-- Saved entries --

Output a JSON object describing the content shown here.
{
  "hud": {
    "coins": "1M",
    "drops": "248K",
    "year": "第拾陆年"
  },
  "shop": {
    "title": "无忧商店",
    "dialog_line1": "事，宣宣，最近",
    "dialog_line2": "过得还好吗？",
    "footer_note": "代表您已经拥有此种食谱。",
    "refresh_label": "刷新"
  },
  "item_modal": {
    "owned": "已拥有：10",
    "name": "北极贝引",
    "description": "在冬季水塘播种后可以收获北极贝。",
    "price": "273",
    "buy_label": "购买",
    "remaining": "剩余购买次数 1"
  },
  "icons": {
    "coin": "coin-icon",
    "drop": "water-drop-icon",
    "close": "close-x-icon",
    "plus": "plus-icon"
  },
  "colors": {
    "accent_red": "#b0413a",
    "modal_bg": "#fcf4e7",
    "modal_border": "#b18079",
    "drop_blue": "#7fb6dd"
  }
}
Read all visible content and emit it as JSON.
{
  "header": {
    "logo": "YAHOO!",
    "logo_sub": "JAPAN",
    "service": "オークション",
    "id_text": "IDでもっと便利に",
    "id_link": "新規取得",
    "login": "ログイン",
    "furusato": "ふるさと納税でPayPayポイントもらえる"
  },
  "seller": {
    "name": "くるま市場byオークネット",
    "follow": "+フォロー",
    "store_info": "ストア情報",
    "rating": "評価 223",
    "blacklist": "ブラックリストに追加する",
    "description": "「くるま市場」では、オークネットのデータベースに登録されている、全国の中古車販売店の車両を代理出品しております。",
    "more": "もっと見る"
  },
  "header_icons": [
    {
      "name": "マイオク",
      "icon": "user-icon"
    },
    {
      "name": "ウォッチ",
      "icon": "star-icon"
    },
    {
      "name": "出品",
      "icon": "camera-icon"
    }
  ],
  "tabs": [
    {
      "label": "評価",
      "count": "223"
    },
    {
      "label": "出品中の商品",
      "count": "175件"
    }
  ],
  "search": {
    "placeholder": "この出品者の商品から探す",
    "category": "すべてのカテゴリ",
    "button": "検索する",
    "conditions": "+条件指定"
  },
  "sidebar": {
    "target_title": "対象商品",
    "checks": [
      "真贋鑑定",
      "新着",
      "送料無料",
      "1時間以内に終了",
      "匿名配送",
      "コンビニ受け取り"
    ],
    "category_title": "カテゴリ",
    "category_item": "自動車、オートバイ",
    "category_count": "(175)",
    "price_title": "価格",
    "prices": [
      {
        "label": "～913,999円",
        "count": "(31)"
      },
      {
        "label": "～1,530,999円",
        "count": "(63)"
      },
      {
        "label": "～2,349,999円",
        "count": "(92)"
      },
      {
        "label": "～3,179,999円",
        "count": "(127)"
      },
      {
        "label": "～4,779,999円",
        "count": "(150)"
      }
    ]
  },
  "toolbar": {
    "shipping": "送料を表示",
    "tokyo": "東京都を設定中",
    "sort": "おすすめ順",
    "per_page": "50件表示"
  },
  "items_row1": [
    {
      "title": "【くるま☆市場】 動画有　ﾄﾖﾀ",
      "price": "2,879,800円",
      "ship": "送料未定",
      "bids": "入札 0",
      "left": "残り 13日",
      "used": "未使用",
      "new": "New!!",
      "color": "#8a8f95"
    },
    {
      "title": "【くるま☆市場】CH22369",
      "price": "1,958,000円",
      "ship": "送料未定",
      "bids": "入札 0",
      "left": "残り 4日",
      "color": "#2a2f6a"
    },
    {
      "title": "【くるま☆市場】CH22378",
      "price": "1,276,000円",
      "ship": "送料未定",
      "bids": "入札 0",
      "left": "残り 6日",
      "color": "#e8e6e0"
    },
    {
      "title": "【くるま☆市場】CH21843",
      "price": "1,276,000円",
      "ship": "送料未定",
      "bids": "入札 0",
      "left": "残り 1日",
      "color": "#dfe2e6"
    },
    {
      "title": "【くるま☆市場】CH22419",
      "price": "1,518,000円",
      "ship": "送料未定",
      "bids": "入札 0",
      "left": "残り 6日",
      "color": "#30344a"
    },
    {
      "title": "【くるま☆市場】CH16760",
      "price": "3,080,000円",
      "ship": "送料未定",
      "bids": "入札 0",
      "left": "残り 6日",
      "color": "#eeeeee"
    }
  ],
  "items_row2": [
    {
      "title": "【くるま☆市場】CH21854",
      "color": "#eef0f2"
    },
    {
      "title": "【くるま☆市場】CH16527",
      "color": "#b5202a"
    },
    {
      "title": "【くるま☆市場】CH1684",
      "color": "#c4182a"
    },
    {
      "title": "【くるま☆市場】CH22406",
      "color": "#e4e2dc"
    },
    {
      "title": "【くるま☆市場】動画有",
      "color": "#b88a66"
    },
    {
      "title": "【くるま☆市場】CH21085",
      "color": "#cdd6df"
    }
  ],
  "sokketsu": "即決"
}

-- Exercise --
Please return the data above exactly as given.

-- Exercise solution --
Output a JSON object describing the content shown here.
{
  "hud": {
    "coins": "1M",
    "drops": "248K",
    "year": "第拾陆年"
  },
  "shop": {
    "title": "无忧商店",
    "dialog_line1": "事，宣宣，最近",
    "dialog_line2": "过得还好吗？",
    "footer_note": "代表您已经拥有此种食谱。",
    "refresh_label": "刷新"
  },
  "item_modal": {
    "owned": "已拥有：10",
    "name": "北极贝引",
    "description": "在冬季水塘播种后可以收获北极贝。",
    "price": "273",
    "buy_label": "购买",
    "remaining": "剩余购买次数 1"
  },
  "icons": {
    "coin": "coin-icon",
    "drop": "water-drop-icon",
    "close": "close-x-icon",
    "plus": "plus-icon"
  },
  "colors": {
    "accent_red": "#b0413a",
    "modal_bg": "#fcf4e7",
    "modal_border": "#b18079",
    "drop_blue": "#7fb6dd"
  }
}
Read all visible content and emit it as JSON.
{
  "header": {
    "logo": "YAHOO!",
    "logo_sub": "JAPAN",
    "service": "オークション",
    "id_text": "IDでもっと便利に",
    "id_link": "新規取得",
    "login": "ログイン",
    "furusato": "ふるさと納税でPayPayポイントもらえる"
  },
  "seller": {
    "name": "くるま市場byオークネット",
    "follow": "+フォロー",
    "store_info": "ストア情報",
    "rating": "評価 223",
    "blacklist": "ブラックリストに追加する",
    "description": "「くるま市場」では、オークネットのデータベースに登録されている、全国の中古車販売店の車両を代理出品しております。",
    "more": "もっと見る"
  },
  "header_icons": [
    {
      "name": "マイオク",
      "icon": "user-icon"
    },
    {
      "name": "ウォッチ",
      "icon": "star-icon"
    },
    {
      "name": "出品",
      "icon": "camera-icon"
    }
  ],
  "tabs": [
    {
      "label": "評価",
      "count": "223"
    },
    {
      "label": "出品中の商品",
      "count": "175件"
    }
  ],
  "search": {
    "placeholder": "この出品者の商品から探す",
    "category": "すべてのカテゴリ",
    "button": "検索する",
    "conditions": "+条件指定"
  },
  "sidebar": {
    "target_title": "対象商品",
    "checks": [
      "真贋鑑定",
      "新着",
      "送料無料",
      "1時間以内に終了",
      "匿名配送",
      "コンビニ受け取り"
    ],
    "category_title": "カテゴリ",
    "category_item": "自動車、オートバイ",
    "category_count": "(175)",
    "price_title": "価格",
    "prices": [
      {
        "label": "～913,999円",
        "count": "(31)"
      },
      {
        "label": "～1,530,999円",
        "count": "(63)"
      },
      {
        "label": "～2,349,999円",
        "count": "(92)"
      },
      {
        "label": "～3,179,999円",
        "count": "(127)"
      },
      {
        "label": "～4,779,999円",
        "count": "(150)"
      }
    ]
  },
  "toolbar": {
    "shipping": "送料を表示",
    "tokyo": "東京都を設定中",
    "sort": "おすすめ順",
    "per_page": "50件表示"
  },
  "items_row1": [
    {
      "title": "【くるま☆市場】 動画有　ﾄﾖﾀ",
      "price": "2,879,800円",
      "ship": "送料未定",
      "bids": "入札 0",
      "left": "残り 13日",
      "used": "未使用",
      "new": "New!!",
      "color": "#8a8f95"
    },
    {
      "title": "【くるま☆市場】CH22369",
      "price": "1,958,000円",
      "ship": "送料未定",
      "bids": "入札 0",
      "left": "残り 4日",
      "color": "#2a2f6a"
    },
    {
      "title": "【くるま☆市場】CH22378",
      "price": "1,276,000円",
      "ship": "送料未定",
      "bids": "入札 0",
      "left": "残り 6日",
      "color": "#e8e6e0"
    },
    {
      "title": "【くるま☆市場】CH21843",
      "price": "1,276,000円",
      "ship": "送料未定",
      "bids": "入札 0",
      "left": "残り 1日",
      "color": "#dfe2e6"
    },
    {
      "title": "【くるま☆市場】CH22419",
      "price": "1,518,000円",
      "ship": "送料未定",
      "bids": "入札 0",
      "left": "残り 6日",
      "color": "#30344a"
    },
    {
      "title": "【くるま☆市場】CH16760",
      "price": "3,080,000円",
      "ship": "送料未定",
      "bids": "入札 0",
      "left": "残り 6日",
      "color": "#eeeeee"
    }
  ],
  "items_row2": [
    {
      "title": "【くるま☆市場】CH21854",
      "color": "#eef0f2"
    },
    {
      "title": "【くるま☆市場】CH16527",
      "color": "#b5202a"
    },
    {
      "title": "【くるま☆市場】CH1684",
      "color": "#c4182a"
    },
    {
      "title": "【くるま☆市場】CH22406",
      "color": "#e4e2dc"
    },
    {
      "title": "【くるま☆市場】動画有",
      "color": "#b88a66"
    },
    {
      "title": "【くるま☆市場】CH21085",
      "color": "#cdd6df"
    }
  ],
  "sokketsu": "即決"
}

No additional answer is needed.